• [Directions for this task]: Set down each line of the data below exactly as it stands, dropping the pictures.

• [Data supplied]:
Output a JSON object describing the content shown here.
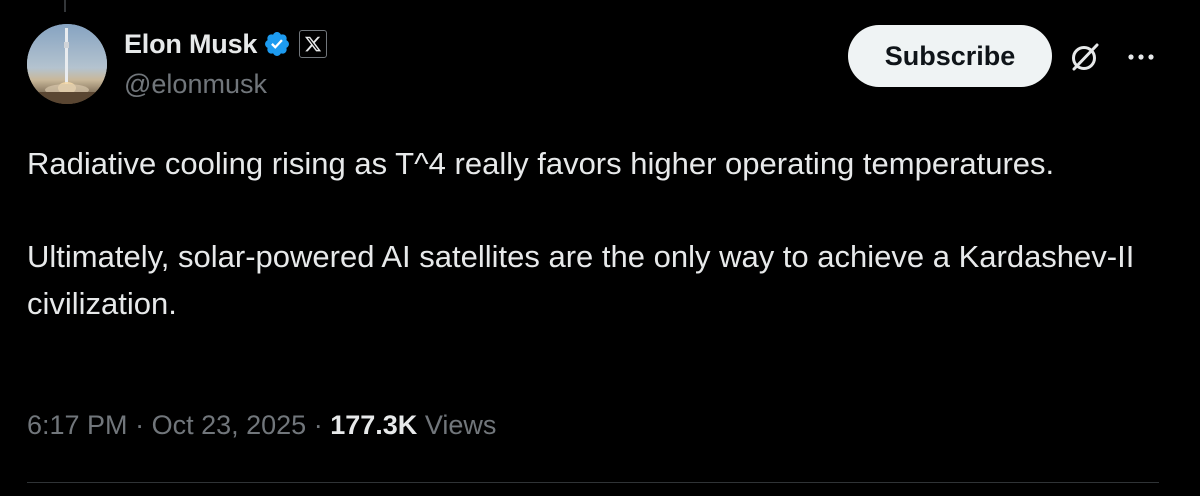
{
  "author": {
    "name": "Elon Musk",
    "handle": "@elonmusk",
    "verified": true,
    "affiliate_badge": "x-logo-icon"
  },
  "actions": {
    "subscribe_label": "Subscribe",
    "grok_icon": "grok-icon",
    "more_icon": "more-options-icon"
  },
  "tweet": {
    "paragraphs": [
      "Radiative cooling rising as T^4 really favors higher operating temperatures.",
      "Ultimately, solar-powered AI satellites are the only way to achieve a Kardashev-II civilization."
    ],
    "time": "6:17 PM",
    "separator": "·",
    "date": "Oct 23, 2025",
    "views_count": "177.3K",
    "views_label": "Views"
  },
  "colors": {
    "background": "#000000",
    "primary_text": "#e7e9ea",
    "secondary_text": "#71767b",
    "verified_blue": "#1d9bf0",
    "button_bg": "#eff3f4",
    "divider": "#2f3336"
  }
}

• [Result below]:
Output a JSON object describing the content shown here.
{
  "author": {
    "name": "Elon Musk",
    "handle": "@elonmusk",
    "verified": true,
    "affiliate_badge": "x-logo-icon"
  },
  "actions": {
    "subscribe_label": "Subscribe",
    "grok_icon": "grok-icon",
    "more_icon": "more-options-icon"
  },
  "tweet": {
    "paragraphs": [
      "Radiative cooling rising as T^4 really favors higher operating temperatures.",
      "Ultimately, solar-powered AI satellites are the only way to achieve a Kardashev-II civilization."
    ],
    "time": "6:17 PM",
    "separator": "·",
    "date": "Oct 23, 2025",
    "views_count": "177.3K",
    "views_label": "Views"
  },
  "colors": {
    "background": "#000000",
    "primary_text": "#e7e9ea",
    "secondary_text": "#71767b",
    "verified_blue": "#1d9bf0",
    "button_bg": "#eff3f4",
    "divider": "#2f3336"
  }
}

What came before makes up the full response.